--- start Dataset entries ---

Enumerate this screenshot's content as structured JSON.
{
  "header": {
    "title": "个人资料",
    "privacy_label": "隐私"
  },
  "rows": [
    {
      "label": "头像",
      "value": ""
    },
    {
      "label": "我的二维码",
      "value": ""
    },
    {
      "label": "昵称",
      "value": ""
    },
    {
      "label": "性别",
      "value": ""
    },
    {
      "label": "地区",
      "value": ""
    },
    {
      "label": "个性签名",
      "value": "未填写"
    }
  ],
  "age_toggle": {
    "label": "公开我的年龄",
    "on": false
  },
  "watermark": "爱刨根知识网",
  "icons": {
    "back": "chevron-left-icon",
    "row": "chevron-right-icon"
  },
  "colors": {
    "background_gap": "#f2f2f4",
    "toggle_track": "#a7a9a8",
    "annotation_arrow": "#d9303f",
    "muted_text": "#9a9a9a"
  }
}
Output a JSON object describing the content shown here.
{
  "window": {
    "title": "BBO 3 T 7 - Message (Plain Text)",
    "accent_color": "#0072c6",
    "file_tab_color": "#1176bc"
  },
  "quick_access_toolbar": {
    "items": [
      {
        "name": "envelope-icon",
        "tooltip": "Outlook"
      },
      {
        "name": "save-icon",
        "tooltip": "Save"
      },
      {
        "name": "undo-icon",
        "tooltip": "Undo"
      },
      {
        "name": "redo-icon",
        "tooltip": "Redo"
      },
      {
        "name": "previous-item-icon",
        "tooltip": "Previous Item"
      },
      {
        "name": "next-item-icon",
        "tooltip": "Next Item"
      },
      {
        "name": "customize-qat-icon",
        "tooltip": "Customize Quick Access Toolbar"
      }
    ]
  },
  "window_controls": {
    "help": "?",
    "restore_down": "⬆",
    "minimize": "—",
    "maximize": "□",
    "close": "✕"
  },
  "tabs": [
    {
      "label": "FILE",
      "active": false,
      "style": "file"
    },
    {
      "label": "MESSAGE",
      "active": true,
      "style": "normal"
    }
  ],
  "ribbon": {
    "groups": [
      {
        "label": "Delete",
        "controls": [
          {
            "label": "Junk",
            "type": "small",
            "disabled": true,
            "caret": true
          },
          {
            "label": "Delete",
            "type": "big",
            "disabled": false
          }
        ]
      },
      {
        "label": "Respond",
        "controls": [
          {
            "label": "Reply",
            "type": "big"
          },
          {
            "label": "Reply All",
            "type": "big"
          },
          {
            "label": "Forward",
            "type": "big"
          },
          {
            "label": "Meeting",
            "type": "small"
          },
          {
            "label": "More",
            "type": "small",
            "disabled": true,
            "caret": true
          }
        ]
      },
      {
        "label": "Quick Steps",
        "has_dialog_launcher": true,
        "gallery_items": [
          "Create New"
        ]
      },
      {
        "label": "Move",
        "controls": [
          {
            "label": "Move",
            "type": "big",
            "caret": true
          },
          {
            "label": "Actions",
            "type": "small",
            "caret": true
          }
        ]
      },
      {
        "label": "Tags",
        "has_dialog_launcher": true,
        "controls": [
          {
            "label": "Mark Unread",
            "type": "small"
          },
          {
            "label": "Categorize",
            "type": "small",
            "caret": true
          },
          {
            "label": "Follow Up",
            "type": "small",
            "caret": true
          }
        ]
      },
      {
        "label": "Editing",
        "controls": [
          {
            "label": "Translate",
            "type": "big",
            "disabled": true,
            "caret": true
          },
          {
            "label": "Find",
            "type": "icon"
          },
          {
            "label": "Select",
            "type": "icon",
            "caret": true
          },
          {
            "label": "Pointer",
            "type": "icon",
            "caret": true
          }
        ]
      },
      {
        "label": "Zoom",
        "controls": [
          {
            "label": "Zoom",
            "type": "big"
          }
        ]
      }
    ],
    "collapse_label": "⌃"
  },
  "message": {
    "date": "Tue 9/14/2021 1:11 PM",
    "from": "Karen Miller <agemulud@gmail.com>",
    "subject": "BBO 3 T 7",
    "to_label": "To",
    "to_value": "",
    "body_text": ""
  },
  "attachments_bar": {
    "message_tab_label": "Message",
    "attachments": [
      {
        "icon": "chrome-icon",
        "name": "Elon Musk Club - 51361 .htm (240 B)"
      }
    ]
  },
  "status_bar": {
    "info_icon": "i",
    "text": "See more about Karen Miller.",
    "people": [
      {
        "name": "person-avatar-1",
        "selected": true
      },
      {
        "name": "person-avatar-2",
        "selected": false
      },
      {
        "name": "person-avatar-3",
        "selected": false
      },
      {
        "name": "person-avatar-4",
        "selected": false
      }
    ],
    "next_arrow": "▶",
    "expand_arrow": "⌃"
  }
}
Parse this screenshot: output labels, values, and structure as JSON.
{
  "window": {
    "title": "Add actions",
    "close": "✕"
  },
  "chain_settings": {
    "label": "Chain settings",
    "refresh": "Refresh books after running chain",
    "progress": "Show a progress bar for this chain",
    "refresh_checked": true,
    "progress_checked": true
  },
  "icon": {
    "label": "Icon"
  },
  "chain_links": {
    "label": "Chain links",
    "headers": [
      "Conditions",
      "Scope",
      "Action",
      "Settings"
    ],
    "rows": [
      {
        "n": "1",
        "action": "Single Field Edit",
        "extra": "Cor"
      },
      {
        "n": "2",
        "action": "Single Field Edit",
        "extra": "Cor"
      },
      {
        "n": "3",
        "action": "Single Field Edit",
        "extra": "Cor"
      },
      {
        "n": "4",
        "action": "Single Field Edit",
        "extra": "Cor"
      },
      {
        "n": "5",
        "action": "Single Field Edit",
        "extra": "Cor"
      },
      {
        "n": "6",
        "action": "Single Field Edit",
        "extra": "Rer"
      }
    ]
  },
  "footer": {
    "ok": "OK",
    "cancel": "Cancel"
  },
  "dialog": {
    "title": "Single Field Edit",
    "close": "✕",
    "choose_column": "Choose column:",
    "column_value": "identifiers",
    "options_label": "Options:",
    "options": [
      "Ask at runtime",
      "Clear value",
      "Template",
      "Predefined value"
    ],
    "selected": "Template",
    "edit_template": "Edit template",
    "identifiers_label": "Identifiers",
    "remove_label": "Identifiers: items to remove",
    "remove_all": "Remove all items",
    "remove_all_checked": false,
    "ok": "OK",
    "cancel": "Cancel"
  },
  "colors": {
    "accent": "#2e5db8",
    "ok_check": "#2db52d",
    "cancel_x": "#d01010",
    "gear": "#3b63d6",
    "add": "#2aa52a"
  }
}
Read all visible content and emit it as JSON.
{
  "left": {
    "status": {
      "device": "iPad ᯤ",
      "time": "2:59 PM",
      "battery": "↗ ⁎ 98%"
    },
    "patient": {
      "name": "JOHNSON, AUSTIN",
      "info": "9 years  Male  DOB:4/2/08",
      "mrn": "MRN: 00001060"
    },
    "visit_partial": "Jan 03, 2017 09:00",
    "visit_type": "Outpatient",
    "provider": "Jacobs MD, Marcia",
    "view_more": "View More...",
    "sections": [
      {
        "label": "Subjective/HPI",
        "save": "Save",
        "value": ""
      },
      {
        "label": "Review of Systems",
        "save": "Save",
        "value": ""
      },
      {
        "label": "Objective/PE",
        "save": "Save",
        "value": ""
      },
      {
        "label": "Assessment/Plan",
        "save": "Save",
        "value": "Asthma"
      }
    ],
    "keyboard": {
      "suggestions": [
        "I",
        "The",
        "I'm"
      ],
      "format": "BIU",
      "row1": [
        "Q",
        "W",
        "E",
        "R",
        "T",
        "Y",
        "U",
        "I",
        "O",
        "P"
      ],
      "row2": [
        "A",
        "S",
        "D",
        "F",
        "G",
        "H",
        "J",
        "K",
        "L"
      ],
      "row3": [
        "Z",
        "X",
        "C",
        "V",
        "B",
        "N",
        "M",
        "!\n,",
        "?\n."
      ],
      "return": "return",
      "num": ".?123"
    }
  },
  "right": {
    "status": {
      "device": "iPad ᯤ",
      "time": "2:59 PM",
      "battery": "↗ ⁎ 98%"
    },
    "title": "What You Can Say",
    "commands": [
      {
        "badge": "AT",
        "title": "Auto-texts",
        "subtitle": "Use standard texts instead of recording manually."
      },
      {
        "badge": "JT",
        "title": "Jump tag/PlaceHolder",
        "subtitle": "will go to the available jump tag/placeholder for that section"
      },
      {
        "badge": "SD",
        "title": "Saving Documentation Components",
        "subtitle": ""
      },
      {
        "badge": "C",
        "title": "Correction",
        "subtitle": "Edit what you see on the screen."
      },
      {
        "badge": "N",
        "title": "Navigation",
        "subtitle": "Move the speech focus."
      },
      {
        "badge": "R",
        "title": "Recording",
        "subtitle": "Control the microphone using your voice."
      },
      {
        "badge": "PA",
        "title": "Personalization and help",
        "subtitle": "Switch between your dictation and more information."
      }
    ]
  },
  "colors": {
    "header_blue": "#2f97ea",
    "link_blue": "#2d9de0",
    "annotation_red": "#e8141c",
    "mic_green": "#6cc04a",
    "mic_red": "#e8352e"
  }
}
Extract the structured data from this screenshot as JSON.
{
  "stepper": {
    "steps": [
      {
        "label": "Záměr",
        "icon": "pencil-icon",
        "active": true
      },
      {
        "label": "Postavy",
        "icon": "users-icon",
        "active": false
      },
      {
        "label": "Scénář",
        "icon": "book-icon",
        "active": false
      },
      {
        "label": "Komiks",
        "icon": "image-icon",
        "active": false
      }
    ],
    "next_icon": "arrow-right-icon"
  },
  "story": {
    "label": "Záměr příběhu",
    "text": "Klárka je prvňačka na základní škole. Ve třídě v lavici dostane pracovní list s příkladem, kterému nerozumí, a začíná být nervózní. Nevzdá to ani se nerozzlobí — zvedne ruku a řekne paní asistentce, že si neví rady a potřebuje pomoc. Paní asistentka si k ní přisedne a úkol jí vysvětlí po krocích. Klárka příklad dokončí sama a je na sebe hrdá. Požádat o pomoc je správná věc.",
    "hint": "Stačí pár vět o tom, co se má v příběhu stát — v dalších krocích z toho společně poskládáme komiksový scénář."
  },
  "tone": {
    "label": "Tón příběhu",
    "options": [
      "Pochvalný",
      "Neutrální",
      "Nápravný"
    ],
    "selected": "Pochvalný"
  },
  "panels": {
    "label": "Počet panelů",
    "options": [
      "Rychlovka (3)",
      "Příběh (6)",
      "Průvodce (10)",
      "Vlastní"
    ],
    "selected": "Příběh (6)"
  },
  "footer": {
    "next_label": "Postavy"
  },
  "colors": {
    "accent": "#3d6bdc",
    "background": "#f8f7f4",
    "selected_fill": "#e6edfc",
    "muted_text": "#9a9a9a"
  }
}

--- end Dataset entries ---

Exercise details –
Search the lines for "Miller". Copy each line that has it.

Solution for this task –
    "from": "Karen Miller <agemulud@gmail.com>",
    "text": "See more about Karen Miller.",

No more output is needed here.